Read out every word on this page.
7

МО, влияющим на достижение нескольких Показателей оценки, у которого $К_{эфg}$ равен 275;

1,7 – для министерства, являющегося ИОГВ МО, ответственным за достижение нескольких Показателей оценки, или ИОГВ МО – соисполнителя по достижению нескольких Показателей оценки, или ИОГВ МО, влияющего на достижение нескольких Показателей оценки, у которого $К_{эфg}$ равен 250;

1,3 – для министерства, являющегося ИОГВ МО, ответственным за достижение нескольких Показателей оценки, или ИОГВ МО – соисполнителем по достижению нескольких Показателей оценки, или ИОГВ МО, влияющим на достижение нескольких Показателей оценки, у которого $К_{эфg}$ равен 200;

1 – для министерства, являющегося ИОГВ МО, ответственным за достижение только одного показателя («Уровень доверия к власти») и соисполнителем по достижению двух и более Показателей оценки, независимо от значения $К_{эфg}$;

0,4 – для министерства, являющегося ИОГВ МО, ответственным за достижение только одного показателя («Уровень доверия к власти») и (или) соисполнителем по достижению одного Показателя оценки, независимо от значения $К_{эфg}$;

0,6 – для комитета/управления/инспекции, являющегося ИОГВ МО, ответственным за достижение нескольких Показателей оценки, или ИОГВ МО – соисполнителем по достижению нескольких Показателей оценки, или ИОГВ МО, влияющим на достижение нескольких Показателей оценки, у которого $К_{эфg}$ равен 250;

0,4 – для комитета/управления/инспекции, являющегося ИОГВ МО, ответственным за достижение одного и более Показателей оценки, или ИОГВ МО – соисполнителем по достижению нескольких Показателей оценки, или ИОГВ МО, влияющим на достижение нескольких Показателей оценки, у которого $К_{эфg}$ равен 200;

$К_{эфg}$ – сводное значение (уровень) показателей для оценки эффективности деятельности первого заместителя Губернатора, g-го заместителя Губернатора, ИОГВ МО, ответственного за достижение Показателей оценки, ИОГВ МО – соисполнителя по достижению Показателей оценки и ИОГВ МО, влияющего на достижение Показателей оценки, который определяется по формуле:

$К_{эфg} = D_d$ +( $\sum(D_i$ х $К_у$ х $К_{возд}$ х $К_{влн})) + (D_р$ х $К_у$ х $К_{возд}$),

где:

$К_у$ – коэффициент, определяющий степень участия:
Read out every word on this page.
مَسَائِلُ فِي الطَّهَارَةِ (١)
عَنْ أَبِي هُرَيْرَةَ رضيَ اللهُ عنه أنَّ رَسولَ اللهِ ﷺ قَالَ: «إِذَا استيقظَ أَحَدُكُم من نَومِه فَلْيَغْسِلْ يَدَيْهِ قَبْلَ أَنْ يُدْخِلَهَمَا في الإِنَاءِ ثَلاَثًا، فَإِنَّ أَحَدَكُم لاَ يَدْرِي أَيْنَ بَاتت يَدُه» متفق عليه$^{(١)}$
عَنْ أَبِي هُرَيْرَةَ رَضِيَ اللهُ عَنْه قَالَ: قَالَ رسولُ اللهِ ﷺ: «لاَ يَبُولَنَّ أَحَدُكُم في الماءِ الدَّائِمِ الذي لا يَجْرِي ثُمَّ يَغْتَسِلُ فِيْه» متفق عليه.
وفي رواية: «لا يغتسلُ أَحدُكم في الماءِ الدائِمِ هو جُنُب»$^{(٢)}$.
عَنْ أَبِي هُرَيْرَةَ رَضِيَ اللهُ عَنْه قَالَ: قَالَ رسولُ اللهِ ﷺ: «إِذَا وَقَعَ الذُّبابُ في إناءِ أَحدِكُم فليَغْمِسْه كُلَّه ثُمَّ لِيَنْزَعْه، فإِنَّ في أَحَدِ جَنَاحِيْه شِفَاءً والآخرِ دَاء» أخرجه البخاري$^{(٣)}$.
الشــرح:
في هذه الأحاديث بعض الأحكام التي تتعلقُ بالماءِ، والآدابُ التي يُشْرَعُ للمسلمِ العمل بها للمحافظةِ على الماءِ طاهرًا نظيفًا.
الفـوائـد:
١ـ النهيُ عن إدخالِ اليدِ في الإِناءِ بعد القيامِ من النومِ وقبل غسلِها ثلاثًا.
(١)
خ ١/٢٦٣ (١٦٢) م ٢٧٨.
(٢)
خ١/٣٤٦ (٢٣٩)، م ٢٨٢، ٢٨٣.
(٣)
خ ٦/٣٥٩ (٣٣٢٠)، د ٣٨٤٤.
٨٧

## What to do
How many of the lines above include the string "соисполнителем"? Answer with the number only.

## Solved exercise
5